Records provided
***
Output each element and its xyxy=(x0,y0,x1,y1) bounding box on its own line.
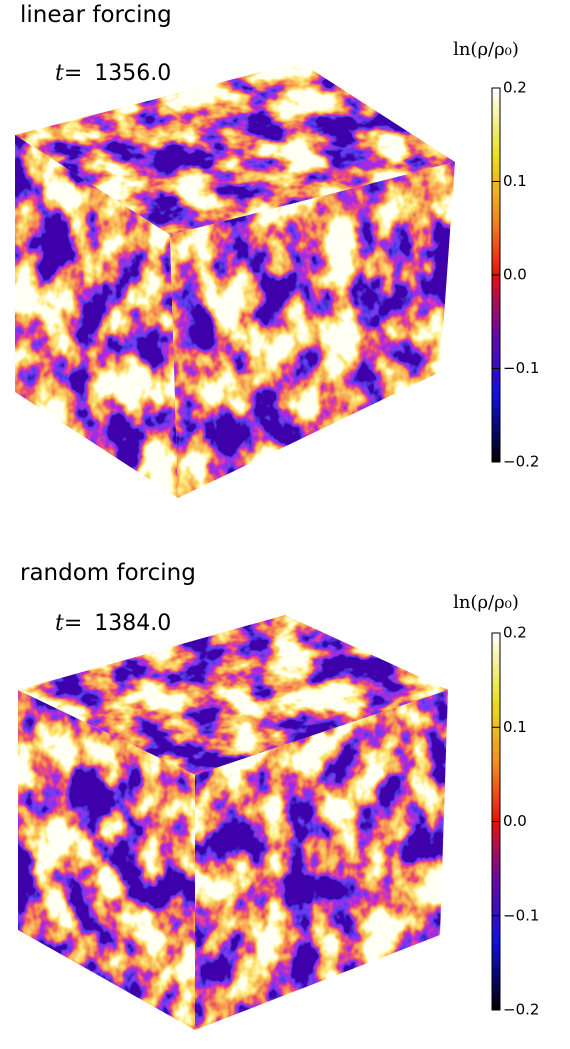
colorbar-tick-label: −0.1 xyxy=(503,906,539,924)
time-value: 1384.0 xyxy=(94,611,171,636)
time-prefix: t= xyxy=(55,61,82,86)
colorbar-tick-label: 0.2 xyxy=(503,79,527,97)
time-label: t= 1384.0 xyxy=(55,611,171,636)
colorbar-tick-label: 0.0 xyxy=(503,812,527,830)
time-label: t= 1356.0 xyxy=(55,61,171,86)
colorbar-tick-label: −0.2 xyxy=(503,453,539,471)
colorbar-tick-label: 0.2 xyxy=(503,624,527,642)
colorbar-tick-label: −0.2 xyxy=(503,1001,539,1019)
colorbar-tick-label: 0.1 xyxy=(503,718,527,736)
panel: linear forcing t= 1356.0 ln(ρ/ρ₀) 0.2 0.1 0.0 −… xyxy=(15,2,539,498)
colorbar-label: ln(ρ/ρ₀) xyxy=(453,39,519,60)
colorbar-tick-label: −0.1 xyxy=(503,359,539,377)
panel-title: random forcing xyxy=(20,560,196,586)
colorbar-label: ln(ρ/ρ₀) xyxy=(453,592,519,613)
colorbar-tick-label: 0.0 xyxy=(503,266,527,284)
time-value: 1356.0 xyxy=(94,61,171,86)
time-prefix: t= xyxy=(55,611,82,636)
panel: random forcing t= 1384.0 ln(ρ/ρ₀) 0.2 0.1 0.0 −… xyxy=(18,560,539,1030)
panel-title: linear forcing xyxy=(20,2,172,28)
colorbar-tick-label: 0.1 xyxy=(503,172,527,190)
***
Exercise objective
Copy every row above character for character, leaving out the picture.

Completed exercise
Output each element and its xyxy=(x0,y0,x1,y1) bounding box on its own line.
colorbar-tick-label: −0.1 xyxy=(503,906,539,924)
time-value: 1384.0 xyxy=(94,611,171,636)
time-prefix: t= xyxy=(55,61,82,86)
colorbar-tick-label: 0.2 xyxy=(503,79,527,97)
time-label: t= 1384.0 xyxy=(55,611,171,636)
colorbar-tick-label: 0.0 xyxy=(503,812,527,830)
time-label: t= 1356.0 xyxy=(55,61,171,86)
colorbar-tick-label: −0.2 xyxy=(503,453,539,471)
colorbar-tick-label: 0.2 xyxy=(503,624,527,642)
colorbar-tick-label: −0.2 xyxy=(503,1001,539,1019)
colorbar-tick-label: 0.1 xyxy=(503,718,527,736)
panel: linear forcing t= 1356.0 ln(ρ/ρ₀) 0.2 0.1 0.0 −… xyxy=(15,2,539,498)
colorbar-label: ln(ρ/ρ₀) xyxy=(453,39,519,60)
colorbar-tick-label: −0.1 xyxy=(503,359,539,377)
panel-title: random forcing xyxy=(20,560,196,586)
colorbar-label: ln(ρ/ρ₀) xyxy=(453,592,519,613)
colorbar-tick-label: 0.0 xyxy=(503,266,527,284)
time-value: 1356.0 xyxy=(94,61,171,86)
time-prefix: t= xyxy=(55,611,82,636)
panel: random forcing t= 1384.0 ln(ρ/ρ₀) 0.2 0.1 0.0 −… xyxy=(18,560,539,1030)
panel-title: linear forcing xyxy=(20,2,172,28)
colorbar-tick-label: 0.1 xyxy=(503,172,527,190)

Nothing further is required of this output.